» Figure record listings
=====
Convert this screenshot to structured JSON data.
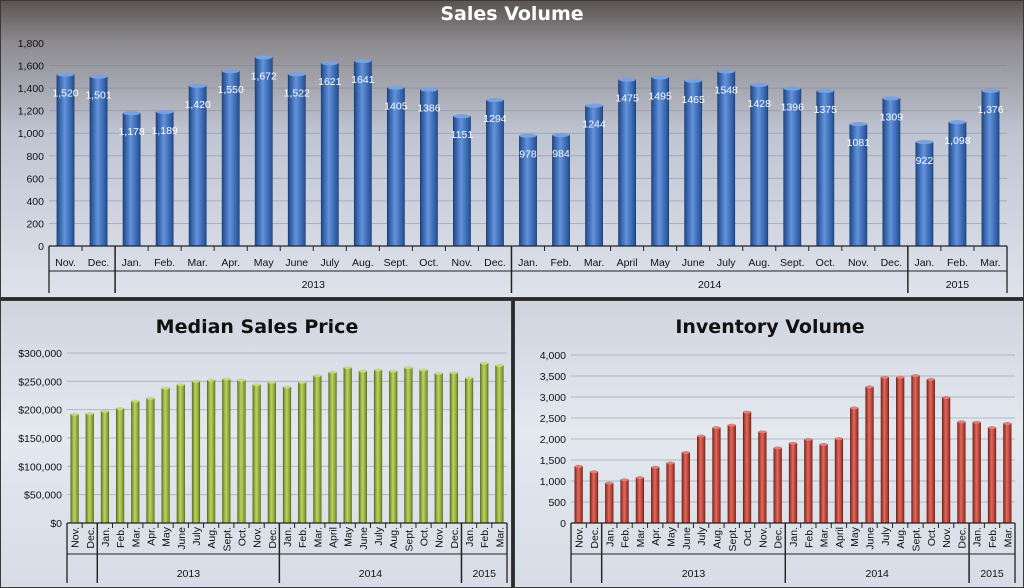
{
  "chart_data": [
    {
      "type": "bar",
      "title": "Sales Volume",
      "categories": [
        "Nov.",
        "Dec.",
        "Jan.",
        "Feb.",
        "Mar.",
        "Apr.",
        "May",
        "June",
        "July",
        "Aug.",
        "Sept.",
        "Oct.",
        "Nov.",
        "Dec.",
        "Jan.",
        "Feb.",
        "Mar.",
        "April",
        "May",
        "June",
        "July",
        "Aug.",
        "Sept.",
        "Oct.",
        "Nov.",
        "Dec.",
        "Jan.",
        "Feb.",
        "Mar."
      ],
      "values": [
        1520,
        1501,
        1178,
        1189,
        1420,
        1550,
        1672,
        1522,
        1621,
        1641,
        1405,
        1386,
        1151,
        1294,
        978,
        984,
        1244,
        1475,
        1495,
        1465,
        1548,
        1428,
        1396,
        1375,
        1081,
        1309,
        922,
        1098,
        1376
      ],
      "data_labels": [
        "1,520",
        "1,501",
        "1,178",
        "1,189",
        "1,420",
        "1,550",
        "1,672",
        "1,522",
        "1621",
        "1641",
        "1405",
        "1386",
        "1151",
        "1294",
        "978",
        "984",
        "1244",
        "1475",
        "1495",
        "1465",
        "1548",
        "1428",
        "1396",
        "1375",
        "1081",
        "1309",
        "922",
        "1,098",
        "1,376"
      ],
      "groups": [
        {
          "label": "",
          "start": 0,
          "end": 1
        },
        {
          "label": "2013",
          "start": 2,
          "end": 13
        },
        {
          "label": "2014",
          "start": 14,
          "end": 25
        },
        {
          "label": "2015",
          "start": 26,
          "end": 28
        }
      ],
      "yticks": [
        "0",
        "200",
        "400",
        "600",
        "800",
        "1,000",
        "1,200",
        "1,400",
        "1,600",
        "1,800"
      ],
      "ylim": [
        0,
        1800
      ],
      "color": "#2f6fd2",
      "grid": true
    },
    {
      "type": "bar",
      "title": "Median Sales Price",
      "categories": [
        "Nov.",
        "Dec.",
        "Jan.",
        "Feb.",
        "Mar.",
        "Apr.",
        "May",
        "June",
        "July",
        "Aug.",
        "Sept.",
        "Oct.",
        "Nov.",
        "Dec.",
        "Jan.",
        "Feb.",
        "Mar.",
        "April",
        "May",
        "June",
        "July",
        "Aug.",
        "Sept.",
        "Oct.",
        "Nov.",
        "Dec.",
        "Jan.",
        "Feb.",
        "Mar."
      ],
      "values": [
        192000,
        193000,
        197000,
        202000,
        215000,
        220000,
        238000,
        244000,
        250000,
        252000,
        254000,
        252000,
        244000,
        248000,
        240000,
        248000,
        260000,
        266000,
        274000,
        268000,
        270000,
        268000,
        274000,
        270000,
        264000,
        265000,
        256000,
        282000,
        278000
      ],
      "groups": [
        {
          "label": "",
          "start": 0,
          "end": 1
        },
        {
          "label": "2013",
          "start": 2,
          "end": 13
        },
        {
          "label": "2014",
          "start": 14,
          "end": 25
        },
        {
          "label": "2015",
          "start": 26,
          "end": 28
        }
      ],
      "yticks": [
        "$0",
        "$50,000",
        "$100,000",
        "$150,000",
        "$200,000",
        "$250,000",
        "$300,000"
      ],
      "ylim": [
        0,
        300000
      ],
      "color": "#a6c632",
      "grid": true
    },
    {
      "type": "bar",
      "title": "Inventory Volume",
      "categories": [
        "Nov.",
        "Dec.",
        "Jan.",
        "Feb.",
        "Mar.",
        "Apr.",
        "May",
        "June",
        "July",
        "Aug.",
        "Sept.",
        "Oct.",
        "Nov.",
        "Dec.",
        "Jan.",
        "Feb.",
        "Mar.",
        "April",
        "May",
        "June",
        "July",
        "Aug.",
        "Sept.",
        "Oct.",
        "Nov.",
        "Dec.",
        "Jan.",
        "Feb.",
        "Mar."
      ],
      "values": [
        1350,
        1220,
        950,
        1030,
        1080,
        1330,
        1430,
        1680,
        2070,
        2270,
        2330,
        2640,
        2170,
        1790,
        1900,
        1990,
        1870,
        2010,
        2740,
        3240,
        3470,
        3470,
        3510,
        3420,
        2990,
        2410,
        2400,
        2270,
        2370
      ],
      "groups": [
        {
          "label": "",
          "start": 0,
          "end": 1
        },
        {
          "label": "2013",
          "start": 2,
          "end": 13
        },
        {
          "label": "2014",
          "start": 14,
          "end": 25
        },
        {
          "label": "2015",
          "start": 26,
          "end": 28
        }
      ],
      "yticks": [
        "0",
        "500",
        "1,000",
        "1,500",
        "2,000",
        "2,500",
        "3,000",
        "3,500",
        "4,000"
      ],
      "ylim": [
        0,
        4000
      ],
      "color": "#d63a2a",
      "grid": true
    }
  ]
}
=====
» OBJECTIVE
Leave out the pictures and transcribe the entries above exactly.

» CORRECT ANSWER
Convert this screenshot to structured JSON data.
{
  "chart_data": [
    {
      "type": "bar",
      "title": "Sales Volume",
      "categories": [
        "Nov.",
        "Dec.",
        "Jan.",
        "Feb.",
        "Mar.",
        "Apr.",
        "May",
        "June",
        "July",
        "Aug.",
        "Sept.",
        "Oct.",
        "Nov.",
        "Dec.",
        "Jan.",
        "Feb.",
        "Mar.",
        "April",
        "May",
        "June",
        "July",
        "Aug.",
        "Sept.",
        "Oct.",
        "Nov.",
        "Dec.",
        "Jan.",
        "Feb.",
        "Mar."
      ],
      "values": [
        1520,
        1501,
        1178,
        1189,
        1420,
        1550,
        1672,
        1522,
        1621,
        1641,
        1405,
        1386,
        1151,
        1294,
        978,
        984,
        1244,
        1475,
        1495,
        1465,
        1548,
        1428,
        1396,
        1375,
        1081,
        1309,
        922,
        1098,
        1376
      ],
      "data_labels": [
        "1,520",
        "1,501",
        "1,178",
        "1,189",
        "1,420",
        "1,550",
        "1,672",
        "1,522",
        "1621",
        "1641",
        "1405",
        "1386",
        "1151",
        "1294",
        "978",
        "984",
        "1244",
        "1475",
        "1495",
        "1465",
        "1548",
        "1428",
        "1396",
        "1375",
        "1081",
        "1309",
        "922",
        "1,098",
        "1,376"
      ],
      "groups": [
        {
          "label": "",
          "start": 0,
          "end": 1
        },
        {
          "label": "2013",
          "start": 2,
          "end": 13
        },
        {
          "label": "2014",
          "start": 14,
          "end": 25
        },
        {
          "label": "2015",
          "start": 26,
          "end": 28
        }
      ],
      "yticks": [
        "0",
        "200",
        "400",
        "600",
        "800",
        "1,000",
        "1,200",
        "1,400",
        "1,600",
        "1,800"
      ],
      "ylim": [
        0,
        1800
      ],
      "color": "#2f6fd2",
      "grid": true
    },
    {
      "type": "bar",
      "title": "Median Sales Price",
      "categories": [
        "Nov.",
        "Dec.",
        "Jan.",
        "Feb.",
        "Mar.",
        "Apr.",
        "May",
        "June",
        "July",
        "Aug.",
        "Sept.",
        "Oct.",
        "Nov.",
        "Dec.",
        "Jan.",
        "Feb.",
        "Mar.",
        "April",
        "May",
        "June",
        "July",
        "Aug.",
        "Sept.",
        "Oct.",
        "Nov.",
        "Dec.",
        "Jan.",
        "Feb.",
        "Mar."
      ],
      "values": [
        192000,
        193000,
        197000,
        202000,
        215000,
        220000,
        238000,
        244000,
        250000,
        252000,
        254000,
        252000,
        244000,
        248000,
        240000,
        248000,
        260000,
        266000,
        274000,
        268000,
        270000,
        268000,
        274000,
        270000,
        264000,
        265000,
        256000,
        282000,
        278000
      ],
      "groups": [
        {
          "label": "",
          "start": 0,
          "end": 1
        },
        {
          "label": "2013",
          "start": 2,
          "end": 13
        },
        {
          "label": "2014",
          "start": 14,
          "end": 25
        },
        {
          "label": "2015",
          "start": 26,
          "end": 28
        }
      ],
      "yticks": [
        "$0",
        "$50,000",
        "$100,000",
        "$150,000",
        "$200,000",
        "$250,000",
        "$300,000"
      ],
      "ylim": [
        0,
        300000
      ],
      "color": "#a6c632",
      "grid": true
    },
    {
      "type": "bar",
      "title": "Inventory Volume",
      "categories": [
        "Nov.",
        "Dec.",
        "Jan.",
        "Feb.",
        "Mar.",
        "Apr.",
        "May",
        "June",
        "July",
        "Aug.",
        "Sept.",
        "Oct.",
        "Nov.",
        "Dec.",
        "Jan.",
        "Feb.",
        "Mar.",
        "April",
        "May",
        "June",
        "July",
        "Aug.",
        "Sept.",
        "Oct.",
        "Nov.",
        "Dec.",
        "Jan.",
        "Feb.",
        "Mar."
      ],
      "values": [
        1350,
        1220,
        950,
        1030,
        1080,
        1330,
        1430,
        1680,
        2070,
        2270,
        2330,
        2640,
        2170,
        1790,
        1900,
        1990,
        1870,
        2010,
        2740,
        3240,
        3470,
        3470,
        3510,
        3420,
        2990,
        2410,
        2400,
        2270,
        2370
      ],
      "groups": [
        {
          "label": "",
          "start": 0,
          "end": 1
        },
        {
          "label": "2013",
          "start": 2,
          "end": 13
        },
        {
          "label": "2014",
          "start": 14,
          "end": 25
        },
        {
          "label": "2015",
          "start": 26,
          "end": 28
        }
      ],
      "yticks": [
        "0",
        "500",
        "1,000",
        "1,500",
        "2,000",
        "2,500",
        "3,000",
        "3,500",
        "4,000"
      ],
      "ylim": [
        0,
        4000
      ],
      "color": "#d63a2a",
      "grid": true
    }
  ]
}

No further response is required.